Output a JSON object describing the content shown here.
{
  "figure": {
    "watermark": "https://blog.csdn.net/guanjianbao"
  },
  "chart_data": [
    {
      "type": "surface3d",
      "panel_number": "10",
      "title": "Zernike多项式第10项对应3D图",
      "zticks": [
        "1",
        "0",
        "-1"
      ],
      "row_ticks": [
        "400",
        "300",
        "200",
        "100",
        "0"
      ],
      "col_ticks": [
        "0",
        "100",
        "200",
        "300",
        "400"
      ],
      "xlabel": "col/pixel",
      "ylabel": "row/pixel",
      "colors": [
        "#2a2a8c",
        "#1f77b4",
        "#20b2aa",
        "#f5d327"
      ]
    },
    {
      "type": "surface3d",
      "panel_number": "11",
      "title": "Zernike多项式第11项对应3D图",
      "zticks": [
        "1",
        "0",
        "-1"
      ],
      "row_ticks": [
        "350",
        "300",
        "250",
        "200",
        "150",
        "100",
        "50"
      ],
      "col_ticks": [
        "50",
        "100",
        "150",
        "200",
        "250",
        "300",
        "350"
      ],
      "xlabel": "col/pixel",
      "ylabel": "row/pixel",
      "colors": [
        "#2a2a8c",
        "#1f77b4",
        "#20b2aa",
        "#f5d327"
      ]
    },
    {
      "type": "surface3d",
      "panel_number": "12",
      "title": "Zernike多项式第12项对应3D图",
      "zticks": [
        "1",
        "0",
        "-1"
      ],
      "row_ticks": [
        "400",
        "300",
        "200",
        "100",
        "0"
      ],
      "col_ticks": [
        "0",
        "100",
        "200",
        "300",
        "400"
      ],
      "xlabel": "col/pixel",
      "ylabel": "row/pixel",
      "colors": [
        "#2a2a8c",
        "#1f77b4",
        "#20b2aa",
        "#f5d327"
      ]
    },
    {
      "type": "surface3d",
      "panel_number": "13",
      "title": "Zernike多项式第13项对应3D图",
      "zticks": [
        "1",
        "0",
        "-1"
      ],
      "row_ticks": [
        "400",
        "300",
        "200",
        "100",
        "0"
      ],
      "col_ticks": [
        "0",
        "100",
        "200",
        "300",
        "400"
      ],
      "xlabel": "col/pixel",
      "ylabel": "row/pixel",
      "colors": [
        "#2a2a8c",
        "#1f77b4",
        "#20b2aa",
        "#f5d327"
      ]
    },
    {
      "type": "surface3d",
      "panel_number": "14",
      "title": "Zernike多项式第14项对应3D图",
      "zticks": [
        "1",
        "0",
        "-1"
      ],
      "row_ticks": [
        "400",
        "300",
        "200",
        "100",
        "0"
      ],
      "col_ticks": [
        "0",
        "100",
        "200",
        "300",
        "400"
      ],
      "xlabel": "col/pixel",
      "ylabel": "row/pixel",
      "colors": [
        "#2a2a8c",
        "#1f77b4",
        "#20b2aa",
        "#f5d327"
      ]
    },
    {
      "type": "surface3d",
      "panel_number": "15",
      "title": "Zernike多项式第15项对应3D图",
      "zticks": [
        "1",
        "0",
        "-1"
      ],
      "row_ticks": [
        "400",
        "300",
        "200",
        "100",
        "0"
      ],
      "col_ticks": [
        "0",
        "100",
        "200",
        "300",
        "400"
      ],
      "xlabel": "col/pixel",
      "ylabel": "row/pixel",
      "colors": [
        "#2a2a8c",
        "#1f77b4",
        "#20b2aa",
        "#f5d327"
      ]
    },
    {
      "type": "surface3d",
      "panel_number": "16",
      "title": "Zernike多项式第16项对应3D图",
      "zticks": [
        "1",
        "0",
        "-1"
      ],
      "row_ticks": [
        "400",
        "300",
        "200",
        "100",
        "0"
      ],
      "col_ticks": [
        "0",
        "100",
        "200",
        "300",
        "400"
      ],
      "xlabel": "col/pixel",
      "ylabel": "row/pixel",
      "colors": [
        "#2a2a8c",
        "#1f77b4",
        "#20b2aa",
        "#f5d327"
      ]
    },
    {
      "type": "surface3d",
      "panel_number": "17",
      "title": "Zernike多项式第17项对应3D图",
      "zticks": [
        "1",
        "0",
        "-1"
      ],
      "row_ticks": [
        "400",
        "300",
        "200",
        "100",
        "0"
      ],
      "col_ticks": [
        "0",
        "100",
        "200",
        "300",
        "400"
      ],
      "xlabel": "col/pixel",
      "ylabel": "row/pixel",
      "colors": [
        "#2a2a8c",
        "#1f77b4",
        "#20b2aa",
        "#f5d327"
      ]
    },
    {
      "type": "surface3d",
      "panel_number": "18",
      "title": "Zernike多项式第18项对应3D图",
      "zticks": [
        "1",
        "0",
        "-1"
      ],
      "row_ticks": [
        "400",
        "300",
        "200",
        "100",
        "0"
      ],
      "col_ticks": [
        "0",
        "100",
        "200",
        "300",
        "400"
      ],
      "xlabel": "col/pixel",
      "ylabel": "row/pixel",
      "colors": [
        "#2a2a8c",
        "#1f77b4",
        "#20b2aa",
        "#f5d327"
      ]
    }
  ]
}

WHAT YOU HAVE TO DO -
Copy all lines above containing the string "title".

ANSWER TO THE EXERCISE -
      "title": "Zernike多项式第10项对应3D图",
      "title": "Zernike多项式第11项对应3D图",
      "title": "Zernike多项式第12项对应3D图",
      "title": "Zernike多项式第13项对应3D图",
      "title": "Zernike多项式第14项对应3D图",
      "title": "Zernike多项式第15项对应3D图",
      "title": "Zernike多项式第16项对应3D图",
      "title": "Zernike多项式第17项对应3D图",
      "title": "Zernike多项式第18项对应3D图",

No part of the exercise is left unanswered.